What to do:
Report, as a bare number, how many lines of the entries below contain "novela".

Study material:

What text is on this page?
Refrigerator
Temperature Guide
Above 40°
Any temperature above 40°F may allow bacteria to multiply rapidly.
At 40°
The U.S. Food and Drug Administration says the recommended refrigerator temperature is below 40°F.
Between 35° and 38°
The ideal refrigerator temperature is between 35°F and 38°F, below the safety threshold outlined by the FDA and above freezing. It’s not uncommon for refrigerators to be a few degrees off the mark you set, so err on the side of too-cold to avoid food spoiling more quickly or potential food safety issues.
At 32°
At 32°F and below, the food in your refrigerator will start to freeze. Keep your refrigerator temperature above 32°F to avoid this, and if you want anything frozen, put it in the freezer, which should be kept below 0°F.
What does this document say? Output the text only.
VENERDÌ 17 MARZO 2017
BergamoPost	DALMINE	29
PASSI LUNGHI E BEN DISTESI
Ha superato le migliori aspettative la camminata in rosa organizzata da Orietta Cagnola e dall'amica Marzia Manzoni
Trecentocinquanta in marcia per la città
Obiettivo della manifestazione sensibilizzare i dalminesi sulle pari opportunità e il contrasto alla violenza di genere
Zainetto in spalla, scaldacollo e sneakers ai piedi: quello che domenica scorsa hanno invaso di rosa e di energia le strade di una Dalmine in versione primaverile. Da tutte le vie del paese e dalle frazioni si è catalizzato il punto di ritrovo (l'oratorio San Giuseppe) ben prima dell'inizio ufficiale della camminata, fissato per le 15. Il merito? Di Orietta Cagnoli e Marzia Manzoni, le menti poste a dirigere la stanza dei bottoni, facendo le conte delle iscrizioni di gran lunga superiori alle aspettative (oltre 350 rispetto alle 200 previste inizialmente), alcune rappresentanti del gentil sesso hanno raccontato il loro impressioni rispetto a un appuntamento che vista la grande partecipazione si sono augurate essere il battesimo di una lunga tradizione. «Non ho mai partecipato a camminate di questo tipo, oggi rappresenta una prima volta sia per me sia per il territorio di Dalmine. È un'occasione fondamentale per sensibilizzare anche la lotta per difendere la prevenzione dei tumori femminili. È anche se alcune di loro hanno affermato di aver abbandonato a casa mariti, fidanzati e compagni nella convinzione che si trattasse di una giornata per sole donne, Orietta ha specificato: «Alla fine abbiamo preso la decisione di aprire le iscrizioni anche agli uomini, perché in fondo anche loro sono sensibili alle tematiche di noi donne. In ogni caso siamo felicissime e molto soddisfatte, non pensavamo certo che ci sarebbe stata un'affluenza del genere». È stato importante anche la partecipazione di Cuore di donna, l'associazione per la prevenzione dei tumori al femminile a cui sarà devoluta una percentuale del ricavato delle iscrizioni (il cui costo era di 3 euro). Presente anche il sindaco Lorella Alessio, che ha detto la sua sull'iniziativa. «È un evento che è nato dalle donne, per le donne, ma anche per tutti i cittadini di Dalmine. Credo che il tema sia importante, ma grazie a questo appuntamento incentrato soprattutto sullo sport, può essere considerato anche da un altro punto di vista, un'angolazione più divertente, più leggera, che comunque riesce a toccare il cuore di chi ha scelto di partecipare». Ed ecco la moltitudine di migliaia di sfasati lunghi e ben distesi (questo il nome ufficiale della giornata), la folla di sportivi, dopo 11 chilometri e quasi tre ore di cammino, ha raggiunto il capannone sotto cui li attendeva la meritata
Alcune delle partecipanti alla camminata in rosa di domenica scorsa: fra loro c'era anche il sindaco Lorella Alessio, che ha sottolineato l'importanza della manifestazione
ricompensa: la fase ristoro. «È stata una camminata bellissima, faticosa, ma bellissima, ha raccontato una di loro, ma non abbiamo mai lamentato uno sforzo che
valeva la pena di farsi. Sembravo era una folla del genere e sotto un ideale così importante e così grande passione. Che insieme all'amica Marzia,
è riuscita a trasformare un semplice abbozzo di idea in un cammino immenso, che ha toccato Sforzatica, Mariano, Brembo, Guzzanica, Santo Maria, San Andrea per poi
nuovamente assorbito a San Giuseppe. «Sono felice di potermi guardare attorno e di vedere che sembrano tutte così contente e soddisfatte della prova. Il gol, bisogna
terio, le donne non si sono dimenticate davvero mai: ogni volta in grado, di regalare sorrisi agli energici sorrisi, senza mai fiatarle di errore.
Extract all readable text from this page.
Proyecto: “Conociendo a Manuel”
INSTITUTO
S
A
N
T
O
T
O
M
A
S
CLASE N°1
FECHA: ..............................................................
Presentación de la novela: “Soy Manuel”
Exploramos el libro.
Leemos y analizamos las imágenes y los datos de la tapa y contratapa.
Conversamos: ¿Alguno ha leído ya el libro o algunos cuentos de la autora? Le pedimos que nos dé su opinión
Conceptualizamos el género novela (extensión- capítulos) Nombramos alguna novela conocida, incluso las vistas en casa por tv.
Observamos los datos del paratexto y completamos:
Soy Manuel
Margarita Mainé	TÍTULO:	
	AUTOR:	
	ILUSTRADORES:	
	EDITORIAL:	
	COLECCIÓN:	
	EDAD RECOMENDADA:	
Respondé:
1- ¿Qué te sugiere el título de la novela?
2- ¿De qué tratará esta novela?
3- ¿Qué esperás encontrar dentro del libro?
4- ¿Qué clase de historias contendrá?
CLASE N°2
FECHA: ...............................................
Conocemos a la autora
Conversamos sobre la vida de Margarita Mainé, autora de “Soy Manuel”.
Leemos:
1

Written answer:
4